== Problem to work on ==
What follows is a block of records; restate each one word for word.

[Start Information supplied]

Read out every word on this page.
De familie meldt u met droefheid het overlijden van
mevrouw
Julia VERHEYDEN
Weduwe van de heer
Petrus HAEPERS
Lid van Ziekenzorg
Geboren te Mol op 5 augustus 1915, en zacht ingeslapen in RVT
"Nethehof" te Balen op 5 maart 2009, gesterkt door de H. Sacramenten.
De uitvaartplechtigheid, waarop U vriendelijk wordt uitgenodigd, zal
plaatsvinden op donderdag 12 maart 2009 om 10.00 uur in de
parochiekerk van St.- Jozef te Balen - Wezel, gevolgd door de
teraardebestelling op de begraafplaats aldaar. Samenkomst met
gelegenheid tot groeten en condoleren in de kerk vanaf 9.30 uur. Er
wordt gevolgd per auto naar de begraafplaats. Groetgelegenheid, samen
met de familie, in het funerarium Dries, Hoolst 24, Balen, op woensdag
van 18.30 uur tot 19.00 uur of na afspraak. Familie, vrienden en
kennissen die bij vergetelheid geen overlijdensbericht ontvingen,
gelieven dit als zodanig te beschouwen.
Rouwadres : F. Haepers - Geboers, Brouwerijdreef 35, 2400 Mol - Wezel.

[End Information supplied]

== Exercise response ==
Read out every word on this page.
De familie meldt u met droefheid het overlijden van
mevrouw
Julia VERHEYDEN
Weduwe van de heer
Petrus HAEPERS
Lid van Ziekenzorg
Geboren te Mol op 5 augustus 1915, en zacht ingeslapen in RVT
"Nethehof" te Balen op 5 maart 2009, gesterkt door de H. Sacramenten.
De uitvaartplechtigheid, waarop U vriendelijk wordt uitgenodigd, zal
plaatsvinden op donderdag 12 maart 2009 om 10.00 uur in de
parochiekerk van St.- Jozef te Balen - Wezel, gevolgd door de
teraardebestelling op de begraafplaats aldaar. Samenkomst met
gelegenheid tot groeten en condoleren in de kerk vanaf 9.30 uur. Er
wordt gevolgd per auto naar de begraafplaats. Groetgelegenheid, samen
met de familie, in het funerarium Dries, Hoolst 24, Balen, op woensdag
van 18.30 uur tot 19.00 uur of na afspraak. Familie, vrienden en
kennissen die bij vergetelheid geen overlijdensbericht ontvingen,
gelieven dit als zodanig te beschouwen.
Rouwadres : F. Haepers - Geboers, Brouwerijdreef 35, 2400 Mol - Wezel.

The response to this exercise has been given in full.